_Short problem_.
Lift out all lines below that contain "check".

_Given information_.
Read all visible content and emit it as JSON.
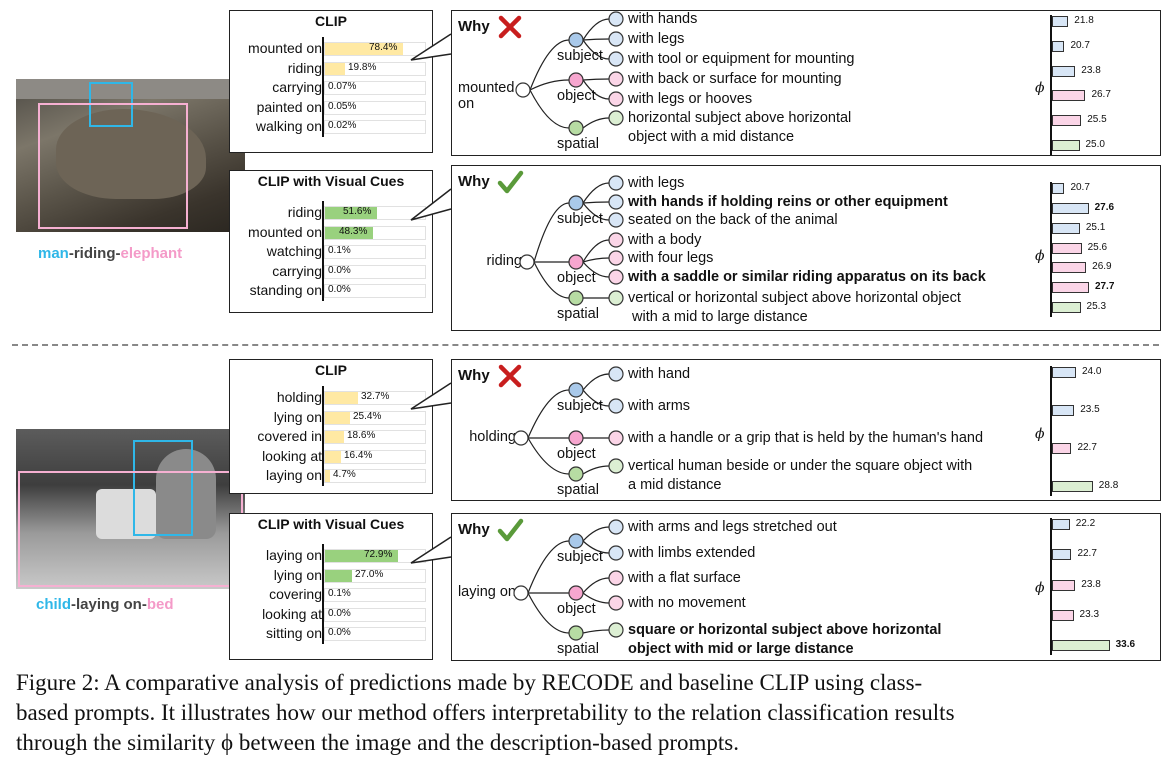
{
  "colors": {
    "subject": "#2fb7e8",
    "object": "#f49ac8",
    "clip_bar": "#ffe9a3",
    "cue_bar": "#99d17e",
    "node_subject": "#a9c9ea",
    "node_object": "#f7a6cf",
    "node_spatial": "#b7dca3",
    "phi_subject": "#d8e6f6",
    "phi_object": "#fbd5e7",
    "phi_spatial": "#dcefd3",
    "cross": "#c81e1e",
    "check": "#5a9a3a"
  },
  "icons": {
    "cross": "cross-icon",
    "check": "checkmark-icon"
  },
  "examples": [
    {
      "triplet": {
        "subject": "man",
        "relation": "-riding-",
        "object": "elephant"
      },
      "panels": [
        {
          "title": "CLIP",
          "bar_color": "#ffe9a3",
          "predictions": [
            {
              "label": "mounted on",
              "value": "78.4%",
              "fraction": 0.784
            },
            {
              "label": "riding",
              "value": "19.8%",
              "fraction": 0.198
            },
            {
              "label": "carrying",
              "value": "0.07%",
              "fraction": 0.0007
            },
            {
              "label": "painted on",
              "value": "0.05%",
              "fraction": 0.0005
            },
            {
              "label": "walking on",
              "value": "0.02%",
              "fraction": 0.0002
            }
          ],
          "why": "Why",
          "verdict": "cross",
          "relation_lines": [
            "mounted",
            "on"
          ],
          "groups": [
            "subject",
            "object",
            "spatial"
          ],
          "descriptions": [
            {
              "text": [
                "with hands"
              ],
              "group": "subject",
              "phi": "21.8",
              "phi_value": 21.8,
              "bold": false
            },
            {
              "text": [
                "with legs"
              ],
              "group": "subject",
              "phi": "20.7",
              "phi_value": 20.7,
              "bold": false
            },
            {
              "text": [
                "with tool or equipment for mounting"
              ],
              "group": "subject",
              "phi": "23.8",
              "phi_value": 23.8,
              "bold": false
            },
            {
              "text": [
                "with back or surface for mounting"
              ],
              "group": "object",
              "phi": "26.7",
              "phi_value": 26.7,
              "bold": false
            },
            {
              "text": [
                "with legs or hooves"
              ],
              "group": "object",
              "phi": "25.5",
              "phi_value": 25.5,
              "bold": false
            },
            {
              "text": [
                "horizontal subject above horizontal",
                "object with a mid distance"
              ],
              "group": "spatial",
              "phi": "25.0",
              "phi_value": 25.0,
              "bold": false
            }
          ],
          "phi_symbol": "ϕ"
        },
        {
          "title": "CLIP with Visual Cues",
          "bar_color": "#99d17e",
          "predictions": [
            {
              "label": "riding",
              "value": "51.6%",
              "fraction": 0.516
            },
            {
              "label": "mounted on",
              "value": "48.3%",
              "fraction": 0.483
            },
            {
              "label": "watching",
              "value": "0.1%",
              "fraction": 0.001
            },
            {
              "label": "carrying",
              "value": "0.0%",
              "fraction": 0.0
            },
            {
              "label": "standing on",
              "value": "0.0%",
              "fraction": 0.0
            }
          ],
          "why": "Why",
          "verdict": "check",
          "relation_lines": [
            "riding"
          ],
          "groups": [
            "subject",
            "object",
            "spatial"
          ],
          "descriptions": [
            {
              "text": [
                "with legs"
              ],
              "group": "subject",
              "phi": "20.7",
              "phi_value": 20.7,
              "bold": false
            },
            {
              "text": [
                "with hands if holding reins or other equipment"
              ],
              "group": "subject",
              "phi": "27.6",
              "phi_value": 27.6,
              "bold": true
            },
            {
              "text": [
                "seated on the back of the animal"
              ],
              "group": "subject",
              "phi": "25.1",
              "phi_value": 25.1,
              "bold": false
            },
            {
              "text": [
                "with a body"
              ],
              "group": "object",
              "phi": "25.6",
              "phi_value": 25.6,
              "bold": false
            },
            {
              "text": [
                "with four legs"
              ],
              "group": "object",
              "phi": "26.9",
              "phi_value": 26.9,
              "bold": false
            },
            {
              "text": [
                "with a saddle or similar riding apparatus on its back"
              ],
              "group": "object",
              "phi": "27.7",
              "phi_value": 27.7,
              "bold": true
            },
            {
              "text": [
                "vertical or horizontal subject above horizontal object",
                " with a mid to large distance"
              ],
              "group": "spatial",
              "phi": "25.3",
              "phi_value": 25.3,
              "bold": false
            }
          ],
          "phi_symbol": "ϕ"
        }
      ]
    },
    {
      "triplet": {
        "subject": "child",
        "relation": "-laying on-",
        "object": "bed"
      },
      "panels": [
        {
          "title": "CLIP",
          "bar_color": "#ffe9a3",
          "predictions": [
            {
              "label": "holding",
              "value": "32.7%",
              "fraction": 0.327
            },
            {
              "label": "lying on",
              "value": "25.4%",
              "fraction": 0.254
            },
            {
              "label": "covered in",
              "value": "18.6%",
              "fraction": 0.186
            },
            {
              "label": "looking at",
              "value": "16.4%",
              "fraction": 0.164
            },
            {
              "label": "laying on",
              "value": "4.7%",
              "fraction": 0.047
            }
          ],
          "why": "Why",
          "verdict": "cross",
          "relation_lines": [
            "holding"
          ],
          "groups": [
            "subject",
            "object",
            "spatial"
          ],
          "descriptions": [
            {
              "text": [
                "with hand"
              ],
              "group": "subject",
              "phi": "24.0",
              "phi_value": 24.0,
              "bold": false
            },
            {
              "text": [
                "with arms"
              ],
              "group": "subject",
              "phi": "23.5",
              "phi_value": 23.5,
              "bold": false
            },
            {
              "text": [
                "with a handle or a grip that is held by the human's hand"
              ],
              "group": "object",
              "phi": "22.7",
              "phi_value": 22.7,
              "bold": false
            },
            {
              "text": [
                "vertical human beside or under the square object with",
                "a mid distance"
              ],
              "group": "spatial",
              "phi": "28.8",
              "phi_value": 28.8,
              "bold": false
            }
          ],
          "phi_symbol": "ϕ"
        },
        {
          "title": "CLIP with Visual Cues",
          "bar_color": "#99d17e",
          "predictions": [
            {
              "label": "laying on",
              "value": "72.9%",
              "fraction": 0.729
            },
            {
              "label": "lying on",
              "value": "27.0%",
              "fraction": 0.27
            },
            {
              "label": "covering",
              "value": "0.1%",
              "fraction": 0.001
            },
            {
              "label": "looking at",
              "value": "0.0%",
              "fraction": 0.0
            },
            {
              "label": "sitting on",
              "value": "0.0%",
              "fraction": 0.0
            }
          ],
          "why": "Why",
          "verdict": "check",
          "relation_lines": [
            "laying on"
          ],
          "groups": [
            "subject",
            "object",
            "spatial"
          ],
          "descriptions": [
            {
              "text": [
                "with arms and legs stretched out"
              ],
              "group": "subject",
              "phi": "22.2",
              "phi_value": 22.2,
              "bold": false
            },
            {
              "text": [
                "with limbs extended"
              ],
              "group": "subject",
              "phi": "22.7",
              "phi_value": 22.7,
              "bold": false
            },
            {
              "text": [
                "with a flat surface"
              ],
              "group": "object",
              "phi": "23.8",
              "phi_value": 23.8,
              "bold": false
            },
            {
              "text": [
                "with no movement"
              ],
              "group": "object",
              "phi": "23.3",
              "phi_value": 23.3,
              "bold": false
            },
            {
              "text": [
                "square or horizontal subject above horizontal",
                "object with mid or large distance"
              ],
              "group": "spatial",
              "phi": "33.6",
              "phi_value": 33.6,
              "bold": true
            }
          ],
          "phi_symbol": "ϕ"
        }
      ]
    }
  ],
  "caption": {
    "lines": [
      "Figure 2: A comparative analysis of predictions made by RECODE and baseline CLIP using class-",
      "based prompts. It illustrates how our method offers interpretability to the relation classification results",
      "through the similarity ϕ between the image and the description-based prompts."
    ]
  }
}
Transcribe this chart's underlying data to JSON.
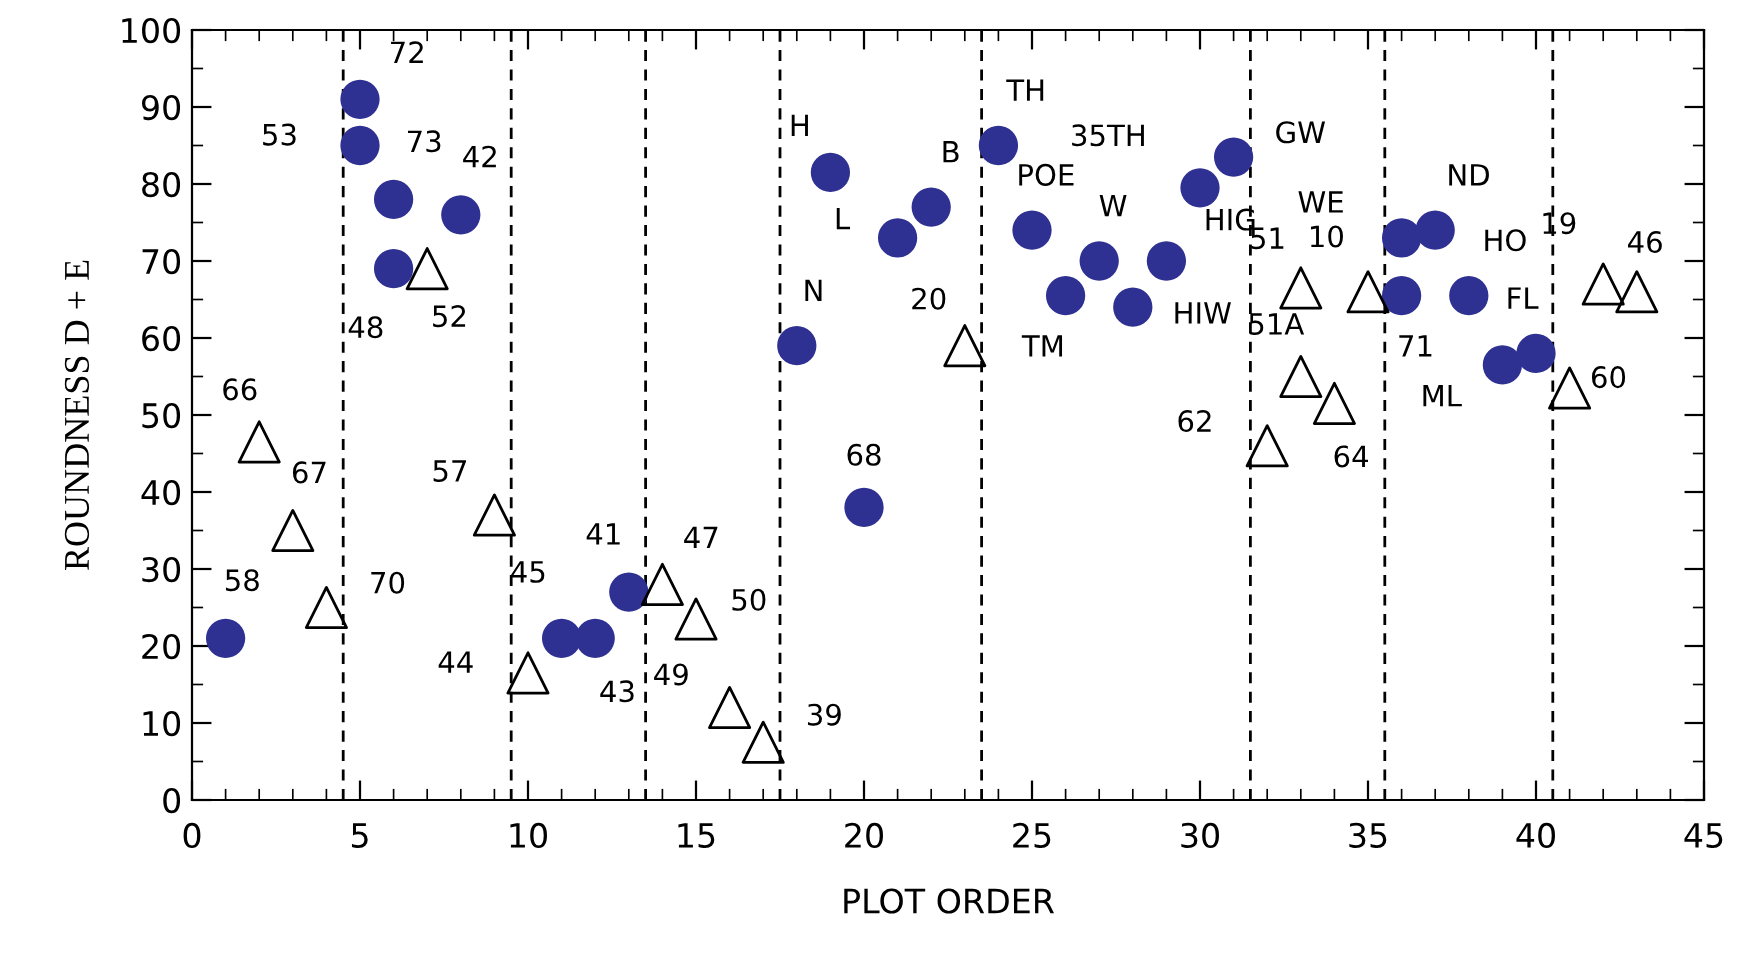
{
  "chart_data": {
    "type": "scatter",
    "xlabel": "PLOT ORDER",
    "ylabel": "ROUNDNESS D + E",
    "xlim": [
      0,
      45
    ],
    "xticks": [
      0,
      5,
      10,
      15,
      20,
      25,
      30,
      35,
      40,
      45
    ],
    "ylim": [
      0,
      100
    ],
    "yticks": [
      0,
      10,
      20,
      30,
      40,
      50,
      60,
      70,
      80,
      90,
      100
    ],
    "grid": false,
    "legend": false,
    "series": [
      {
        "color": "#2e3192",
        "marker": "circle",
        "x": [
          1,
          5,
          5,
          6,
          6,
          8,
          11,
          12,
          13,
          18,
          20,
          19,
          21,
          22,
          24,
          25,
          26,
          27,
          28,
          29,
          30,
          31,
          36,
          36,
          37,
          38,
          39,
          40
        ],
        "values": [
          21,
          91,
          85,
          78,
          69,
          76,
          21,
          21,
          27,
          59,
          38,
          81.5,
          73,
          77,
          85,
          74,
          65.5,
          70,
          64,
          70,
          79.5,
          83.5,
          73,
          65.5,
          74,
          65.5,
          56.5,
          58
        ]
      },
      {
        "color": "#000000",
        "marker": "triangle",
        "x": [
          2,
          3,
          4,
          7,
          9,
          10,
          14,
          15,
          16,
          17,
          23,
          32,
          33,
          33,
          34,
          35,
          41,
          42,
          43
        ],
        "values": [
          46.5,
          35,
          25,
          69,
          37,
          16.5,
          28,
          23.5,
          12,
          7.5,
          59,
          46,
          66.5,
          55,
          51.5,
          66,
          53.5,
          67,
          66
        ]
      }
    ],
    "ref_lines": [
      {
        "axis": "x",
        "value": 4.5,
        "line_style": "dashed"
      },
      {
        "axis": "x",
        "value": 9.5,
        "line_style": "dashed"
      },
      {
        "axis": "x",
        "value": 13.5,
        "line_style": "dashed"
      },
      {
        "axis": "x",
        "value": 17.5,
        "line_style": "dashed"
      },
      {
        "axis": "x",
        "value": 23.5,
        "line_style": "dashed"
      },
      {
        "axis": "x",
        "value": 31.5,
        "line_style": "dashed"
      },
      {
        "axis": "x",
        "value": 35.5,
        "line_style": "dashed"
      },
      {
        "axis": "x",
        "value": 40.5,
        "line_style": "dashed"
      }
    ],
    "annotations": [
      {
        "text": "58",
        "x": 1,
        "y": 21
      },
      {
        "text": "72",
        "x": 5,
        "y": 91
      },
      {
        "text": "53",
        "x": 5,
        "y": 85
      },
      {
        "text": "73",
        "x": 6,
        "y": 78
      },
      {
        "text": "48",
        "x": 6,
        "y": 69
      },
      {
        "text": "42",
        "x": 8,
        "y": 76
      },
      {
        "text": "45",
        "x": 11,
        "y": 21
      },
      {
        "text": "43",
        "x": 12,
        "y": 21
      },
      {
        "text": "41",
        "x": 13,
        "y": 27
      },
      {
        "text": "N",
        "x": 18,
        "y": 59
      },
      {
        "text": "68",
        "x": 20,
        "y": 38
      },
      {
        "text": "H",
        "x": 19,
        "y": 81.5
      },
      {
        "text": "L",
        "x": 21,
        "y": 73
      },
      {
        "text": "B",
        "x": 22,
        "y": 77
      },
      {
        "text": "TH",
        "x": 24,
        "y": 85
      },
      {
        "text": "POE",
        "x": 25,
        "y": 74
      },
      {
        "text": "TM",
        "x": 26,
        "y": 65.5
      },
      {
        "text": "W",
        "x": 27,
        "y": 70
      },
      {
        "text": "HIW",
        "x": 28,
        "y": 64
      },
      {
        "text": "HIG",
        "x": 29,
        "y": 70
      },
      {
        "text": "35TH",
        "x": 30,
        "y": 79.5
      },
      {
        "text": "GW",
        "x": 31,
        "y": 83.5
      },
      {
        "text": "WE",
        "x": 36,
        "y": 73
      },
      {
        "text": "71",
        "x": 36,
        "y": 65.5
      },
      {
        "text": "ND",
        "x": 37,
        "y": 74
      },
      {
        "text": "HO",
        "x": 38,
        "y": 65.5
      },
      {
        "text": "ML",
        "x": 39,
        "y": 56.5
      },
      {
        "text": "FL",
        "x": 40,
        "y": 58
      },
      {
        "text": "66",
        "x": 2,
        "y": 46.5
      },
      {
        "text": "67",
        "x": 3,
        "y": 35
      },
      {
        "text": "70",
        "x": 4,
        "y": 25
      },
      {
        "text": "52",
        "x": 7,
        "y": 69
      },
      {
        "text": "57",
        "x": 9,
        "y": 37
      },
      {
        "text": "44",
        "x": 10,
        "y": 16.5
      },
      {
        "text": "47",
        "x": 14,
        "y": 28
      },
      {
        "text": "50",
        "x": 15,
        "y": 23.5
      },
      {
        "text": "49",
        "x": 16,
        "y": 12
      },
      {
        "text": "39",
        "x": 17,
        "y": 7.5
      },
      {
        "text": "20",
        "x": 23,
        "y": 59
      },
      {
        "text": "62",
        "x": 32,
        "y": 46
      },
      {
        "text": "51",
        "x": 33,
        "y": 66.5
      },
      {
        "text": "51A",
        "x": 33,
        "y": 55
      },
      {
        "text": "64",
        "x": 34,
        "y": 51.5
      },
      {
        "text": "10",
        "x": 35,
        "y": 66
      },
      {
        "text": "60",
        "x": 41,
        "y": 53.5
      },
      {
        "text": "19",
        "x": 42,
        "y": 67
      },
      {
        "text": "46",
        "x": 43,
        "y": 66
      }
    ]
  }
}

_The reply_.
    "check": "#5a9a3a"
    "check": "checkmark-icon"
          "verdict": "check",
          "verdict": "check",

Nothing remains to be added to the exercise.